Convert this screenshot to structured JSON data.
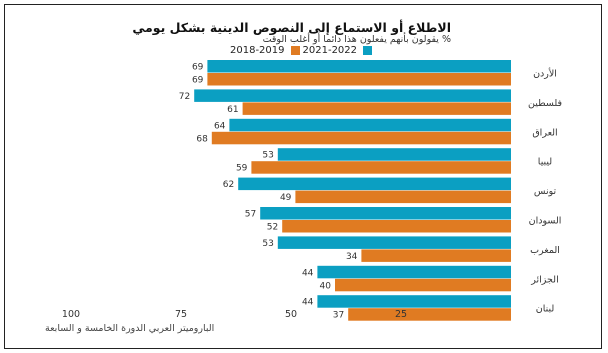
{
  "chart_data": {
    "type": "bar",
    "orientation": "horizontal",
    "title": "الاطلاع أو الاستماع إلى النصوص الدينية بشكل يومي",
    "subtitle": "% يقولون بأنهم يفعلون هذا دائما أو أغلب الوقت",
    "categories": [
      "الأردن",
      "فلسطين",
      "العراق",
      "ليبيا",
      "تونس",
      "السودان",
      "المغرب",
      "الجزائر",
      "لبنان"
    ],
    "series": [
      {
        "name": "2021-2022",
        "color": "#0b9fc2",
        "values": [
          69,
          72,
          64,
          53,
          62,
          57,
          53,
          44,
          44
        ]
      },
      {
        "name": "2018-2019",
        "color": "#e07b22",
        "values": [
          69,
          61,
          68,
          59,
          49,
          52,
          34,
          40,
          37
        ]
      }
    ],
    "xaxis": {
      "reversed": true,
      "ticks": [
        100,
        75,
        50,
        25
      ],
      "xlim": [
        0,
        100
      ]
    },
    "legend_position": "top",
    "grid": false,
    "source": "الباروميتر العربي الدورة الخامسة و السابعة"
  }
}
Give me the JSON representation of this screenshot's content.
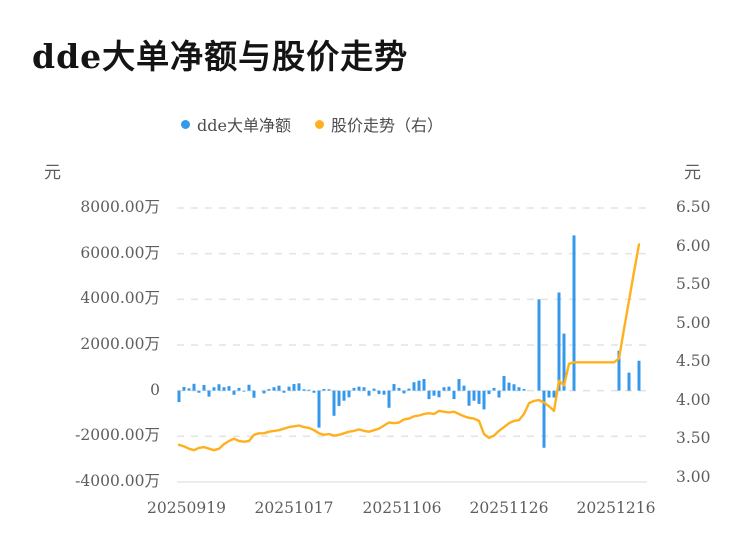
{
  "title": "dde大单净额与股价走势",
  "legend": {
    "items": [
      {
        "label": "dde大单净额",
        "color": "#3498EB"
      },
      {
        "label": "股价走势（右）",
        "color": "#FFB01E"
      }
    ]
  },
  "axes": {
    "left_unit": "元",
    "right_unit": "元",
    "left_tick_labels": [
      "8000.00万",
      "6000.00万",
      "4000.00万",
      "2000.00万",
      "0",
      "-2000.00万",
      "-4000.00万"
    ],
    "right_tick_labels": [
      "6.50",
      "6.00",
      "5.50",
      "5.00",
      "4.50",
      "4.00",
      "3.50",
      "3.00"
    ],
    "x_tick_labels": [
      "20250919",
      "20251017",
      "20251106",
      "20251126",
      "20251216"
    ]
  },
  "colors": {
    "bar": "#3498EB",
    "line": "#FFB01E",
    "grid": "#E4E4E4",
    "grid_bottom": "#ECECEC",
    "text": "#5e5e5e",
    "title_text": "#141414",
    "background": "#ffffff"
  },
  "chart_data": {
    "type": "bar",
    "title": "dde大单净额与股价走势",
    "legend_position": "top-center",
    "grid": "horizontal-dashed",
    "x_axis": {
      "visible_tick_labels": [
        "20250919",
        "20251017",
        "20251106",
        "20251126",
        "20251216"
      ],
      "points_count": 93,
      "note_units": "trading days"
    },
    "left_axis": {
      "unit": "元",
      "label_unit": "万",
      "min": -4000,
      "max": 8000,
      "ticks": [
        8000,
        6000,
        4000,
        2000,
        0,
        -2000,
        -4000
      ]
    },
    "right_axis": {
      "unit": "元",
      "min": 3.0,
      "max": 6.5,
      "ticks": [
        6.5,
        6.0,
        5.5,
        5.0,
        4.5,
        4.0,
        3.5,
        3.0
      ]
    },
    "series": [
      {
        "name": "dde大单净额",
        "type": "bar",
        "axis": "left",
        "unit": "万元",
        "color": "#3498EB",
        "values": [
          -500,
          160,
          100,
          300,
          -90,
          250,
          -260,
          150,
          280,
          150,
          200,
          -180,
          120,
          -40,
          260,
          -310,
          0,
          -120,
          70,
          150,
          220,
          -90,
          175,
          290,
          320,
          60,
          40,
          -90,
          -1620,
          70,
          60,
          -1100,
          -670,
          -440,
          -290,
          120,
          175,
          150,
          -220,
          90,
          -150,
          -175,
          -750,
          290,
          120,
          -120,
          90,
          370,
          440,
          510,
          -370,
          -220,
          -290,
          150,
          175,
          -370,
          510,
          220,
          -660,
          -440,
          -580,
          -820,
          -150,
          120,
          -300,
          640,
          350,
          280,
          150,
          70,
          0,
          0,
          4000,
          -2500,
          -300,
          -300,
          4300,
          2500,
          0,
          6800,
          0,
          0,
          0,
          0,
          0,
          0,
          0,
          0,
          1750,
          0,
          790,
          0,
          1310
        ]
      },
      {
        "name": "股价走势（右）",
        "type": "line",
        "axis": "right",
        "unit": "元",
        "color": "#FFB01E",
        "values": [
          3.43,
          3.41,
          3.38,
          3.36,
          3.39,
          3.4,
          3.38,
          3.36,
          3.38,
          3.44,
          3.48,
          3.51,
          3.48,
          3.47,
          3.48,
          3.56,
          3.58,
          3.58,
          3.6,
          3.61,
          3.62,
          3.64,
          3.66,
          3.67,
          3.68,
          3.66,
          3.65,
          3.62,
          3.58,
          3.56,
          3.57,
          3.55,
          3.56,
          3.58,
          3.6,
          3.61,
          3.63,
          3.61,
          3.6,
          3.62,
          3.64,
          3.68,
          3.72,
          3.71,
          3.72,
          3.76,
          3.77,
          3.8,
          3.81,
          3.83,
          3.84,
          3.83,
          3.87,
          3.86,
          3.85,
          3.86,
          3.83,
          3.8,
          3.78,
          3.77,
          3.74,
          3.57,
          3.52,
          3.55,
          3.61,
          3.66,
          3.71,
          3.74,
          3.75,
          3.83,
          3.97,
          4.0,
          4.01,
          3.98,
          3.93,
          3.87,
          4.26,
          4.2,
          4.48,
          4.5,
          4.5,
          4.5,
          4.5,
          4.5,
          4.5,
          4.5,
          4.5,
          4.5,
          4.55,
          4.93,
          5.3,
          5.67,
          6.03
        ]
      }
    ]
  }
}
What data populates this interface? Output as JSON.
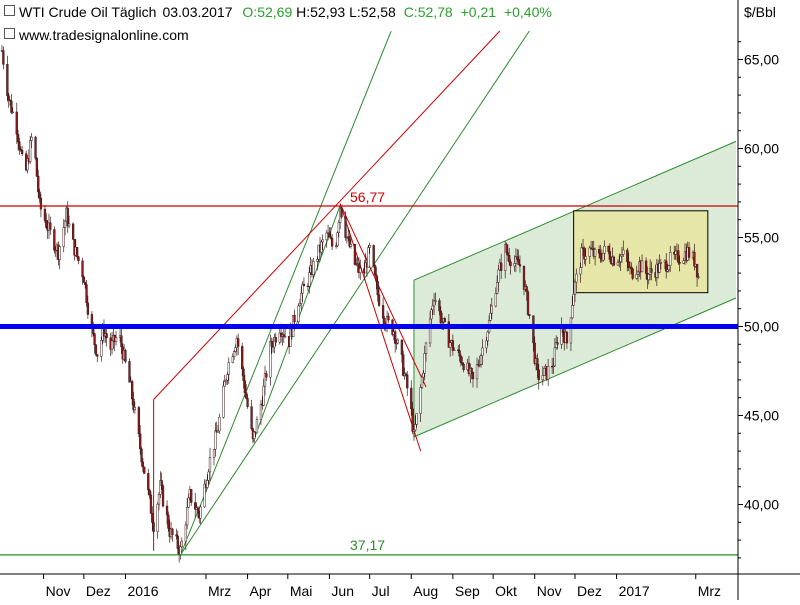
{
  "header": {
    "symbol": "WTI Crude Oil Täglich",
    "date": "03.03.2017",
    "open": "O:52,69",
    "high": "H:52,93",
    "low": "L:52,58",
    "close": "C:52,78",
    "change": "+0,21",
    "change_pct": "+0,40%",
    "website": "www.tradesignalonline.com"
  },
  "colors": {
    "up_text": "#2ba02b",
    "support_line": "#0000ee",
    "resistance_line": "#cc0000",
    "trend_green": "#2e8b2e",
    "channel_fill": "#d9ead6",
    "box_fill": "#e6e6a8",
    "candle_up": "#ffffff",
    "candle_down": "#8b1a1a"
  },
  "chart_data": {
    "type": "candlestick",
    "ylabel": "$/Bbl",
    "ylim": [
      36,
      67
    ],
    "y_ticks": [
      "65,00",
      "60,00",
      "55,00",
      "50,00",
      "45,00",
      "40,00"
    ],
    "y_tick_values": [
      65,
      60,
      55,
      50,
      45,
      40
    ],
    "x_ticks": [
      "Nov",
      "Dez",
      "2016",
      "Mrz",
      "Apr",
      "Mai",
      "Jun",
      "Jul",
      "Aug",
      "Sep",
      "Okt",
      "Nov",
      "Dez",
      "2017",
      "Mrz"
    ],
    "x_tick_dates": [
      "2015-11-01",
      "2015-12-01",
      "2016-01-01",
      "2016-03-01",
      "2016-04-01",
      "2016-05-01",
      "2016-06-01",
      "2016-07-01",
      "2016-08-01",
      "2016-09-01",
      "2016-10-01",
      "2016-11-01",
      "2016-12-01",
      "2017-01-01",
      "2017-03-01"
    ],
    "levels": [
      {
        "label": "56,77",
        "value": 56.77,
        "color": "#cc0000"
      },
      {
        "label": "37,17",
        "value": 37.17,
        "color": "#2e8b2e"
      },
      {
        "label": "",
        "value": 50.0,
        "color": "#0000ee"
      }
    ],
    "price_path": [
      [
        "2015-10-01",
        65.5
      ],
      [
        "2015-10-06",
        62.8
      ],
      [
        "2015-10-12",
        61.2
      ],
      [
        "2015-10-18",
        58.3
      ],
      [
        "2015-10-24",
        61.0
      ],
      [
        "2015-10-29",
        56.8
      ],
      [
        "2015-11-05",
        55.4
      ],
      [
        "2015-11-12",
        54.2
      ],
      [
        "2015-11-18",
        56.3
      ],
      [
        "2015-11-23",
        54.6
      ],
      [
        "2015-12-01",
        52.8
      ],
      [
        "2015-12-06",
        50.0
      ],
      [
        "2015-12-11",
        48.5
      ],
      [
        "2015-12-16",
        49.8
      ],
      [
        "2015-12-21",
        48.8
      ],
      [
        "2015-12-27",
        49.6
      ],
      [
        "2016-01-05",
        46.5
      ],
      [
        "2016-01-12",
        43.2
      ],
      [
        "2016-01-18",
        40.6
      ],
      [
        "2016-01-22",
        38.9
      ],
      [
        "2016-01-27",
        41.0
      ],
      [
        "2016-02-03",
        38.5
      ],
      [
        "2016-02-11",
        37.4
      ],
      [
        "2016-02-18",
        40.5
      ],
      [
        "2016-02-25",
        39.4
      ],
      [
        "2016-03-03",
        42.2
      ],
      [
        "2016-03-10",
        44.3
      ],
      [
        "2016-03-17",
        47.7
      ],
      [
        "2016-03-24",
        49.4
      ],
      [
        "2016-03-30",
        46.5
      ],
      [
        "2016-04-05",
        43.5
      ],
      [
        "2016-04-12",
        46.0
      ],
      [
        "2016-04-18",
        48.8
      ],
      [
        "2016-04-25",
        50.0
      ],
      [
        "2016-05-02",
        49.2
      ],
      [
        "2016-05-09",
        51.5
      ],
      [
        "2016-05-16",
        52.6
      ],
      [
        "2016-05-23",
        54.0
      ],
      [
        "2016-05-30",
        55.2
      ],
      [
        "2016-06-05",
        54.2
      ],
      [
        "2016-06-09",
        56.8
      ],
      [
        "2016-06-14",
        55.0
      ],
      [
        "2016-06-20",
        53.5
      ],
      [
        "2016-06-26",
        52.8
      ],
      [
        "2016-07-01",
        54.3
      ],
      [
        "2016-07-07",
        51.8
      ],
      [
        "2016-07-13",
        50.3
      ],
      [
        "2016-07-19",
        49.8
      ],
      [
        "2016-07-25",
        48.0
      ],
      [
        "2016-07-31",
        45.8
      ],
      [
        "2016-08-03",
        43.8
      ],
      [
        "2016-08-08",
        46.5
      ],
      [
        "2016-08-13",
        49.5
      ],
      [
        "2016-08-18",
        51.8
      ],
      [
        "2016-08-23",
        50.5
      ],
      [
        "2016-08-28",
        49.4
      ],
      [
        "2016-09-02",
        48.7
      ],
      [
        "2016-09-09",
        48.0
      ],
      [
        "2016-09-16",
        46.9
      ],
      [
        "2016-09-22",
        48.5
      ],
      [
        "2016-09-28",
        50.2
      ],
      [
        "2016-10-04",
        52.7
      ],
      [
        "2016-10-10",
        54.3
      ],
      [
        "2016-10-16",
        53.6
      ],
      [
        "2016-10-22",
        53.4
      ],
      [
        "2016-10-28",
        50.6
      ],
      [
        "2016-11-03",
        47.2
      ],
      [
        "2016-11-10",
        47.4
      ],
      [
        "2016-11-15",
        48.0
      ],
      [
        "2016-11-20",
        50.2
      ],
      [
        "2016-11-25",
        49.1
      ],
      [
        "2016-11-30",
        52.0
      ],
      [
        "2016-12-06",
        54.0
      ],
      [
        "2016-12-12",
        54.3
      ],
      [
        "2016-12-18",
        53.8
      ],
      [
        "2016-12-24",
        54.3
      ],
      [
        "2016-12-30",
        53.8
      ],
      [
        "2017-01-06",
        54.0
      ],
      [
        "2017-01-12",
        53.0
      ],
      [
        "2017-01-18",
        53.5
      ],
      [
        "2017-01-24",
        52.9
      ],
      [
        "2017-01-30",
        53.2
      ],
      [
        "2017-02-05",
        53.4
      ],
      [
        "2017-02-11",
        53.8
      ],
      [
        "2017-02-17",
        53.9
      ],
      [
        "2017-02-23",
        54.2
      ],
      [
        "2017-03-01",
        53.6
      ],
      [
        "2017-03-03",
        52.78
      ]
    ]
  }
}
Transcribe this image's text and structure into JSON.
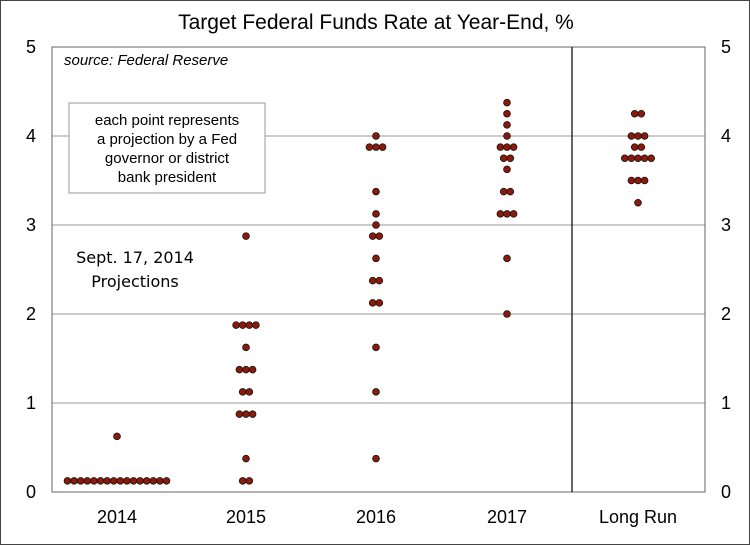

++++++

SET PROBLEM:
Collect every line with the string "dde大单净额与股价走势" from the records, and copy each.

WRITTEN RESPONSE:
  "title": "dde大单净额与股价走势",
    "title": "dde大单净额与股价走势",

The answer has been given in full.